>> START Extracted records
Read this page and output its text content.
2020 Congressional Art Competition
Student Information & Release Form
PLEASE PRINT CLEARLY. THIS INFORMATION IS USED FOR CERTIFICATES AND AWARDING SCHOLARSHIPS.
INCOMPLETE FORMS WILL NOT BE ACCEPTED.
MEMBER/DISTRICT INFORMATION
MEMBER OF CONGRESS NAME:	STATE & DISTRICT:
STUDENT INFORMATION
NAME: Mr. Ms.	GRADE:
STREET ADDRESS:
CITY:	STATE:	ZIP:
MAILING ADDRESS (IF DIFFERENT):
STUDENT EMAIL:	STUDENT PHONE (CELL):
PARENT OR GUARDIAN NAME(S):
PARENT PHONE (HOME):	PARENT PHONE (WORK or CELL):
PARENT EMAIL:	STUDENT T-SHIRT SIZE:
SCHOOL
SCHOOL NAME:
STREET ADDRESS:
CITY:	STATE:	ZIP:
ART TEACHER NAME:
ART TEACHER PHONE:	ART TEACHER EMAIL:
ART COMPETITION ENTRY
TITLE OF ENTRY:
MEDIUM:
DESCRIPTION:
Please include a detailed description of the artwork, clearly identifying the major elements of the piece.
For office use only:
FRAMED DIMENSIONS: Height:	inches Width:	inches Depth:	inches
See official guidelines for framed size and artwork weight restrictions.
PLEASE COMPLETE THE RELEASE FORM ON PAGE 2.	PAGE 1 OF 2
>> END Extracted records
### Exercise objective:
Print out the whole listing exactly as it appears.

### Complete response:
Read this page and output its text content.
2020 Congressional Art Competition
Student Information & Release Form
PLEASE PRINT CLEARLY. THIS INFORMATION IS USED FOR CERTIFICATES AND AWARDING SCHOLARSHIPS.
INCOMPLETE FORMS WILL NOT BE ACCEPTED.
MEMBER/DISTRICT INFORMATION
MEMBER OF CONGRESS NAME:	STATE & DISTRICT:
STUDENT INFORMATION
NAME: Mr. Ms.	GRADE:
STREET ADDRESS:
CITY:	STATE:	ZIP:
MAILING ADDRESS (IF DIFFERENT):
STUDENT EMAIL:	STUDENT PHONE (CELL):
PARENT OR GUARDIAN NAME(S):
PARENT PHONE (HOME):	PARENT PHONE (WORK or CELL):
PARENT EMAIL:	STUDENT T-SHIRT SIZE:
SCHOOL
SCHOOL NAME:
STREET ADDRESS:
CITY:	STATE:	ZIP:
ART TEACHER NAME:
ART TEACHER PHONE:	ART TEACHER EMAIL:
ART COMPETITION ENTRY
TITLE OF ENTRY:
MEDIUM:
DESCRIPTION:
Please include a detailed description of the artwork, clearly identifying the major elements of the piece.
For office use only:
FRAMED DIMENSIONS: Height:	inches Width:	inches Depth:	inches
See official guidelines for framed size and artwork weight restrictions.
PLEASE COMPLETE THE RELEASE FORM ON PAGE 2.	PAGE 1 OF 2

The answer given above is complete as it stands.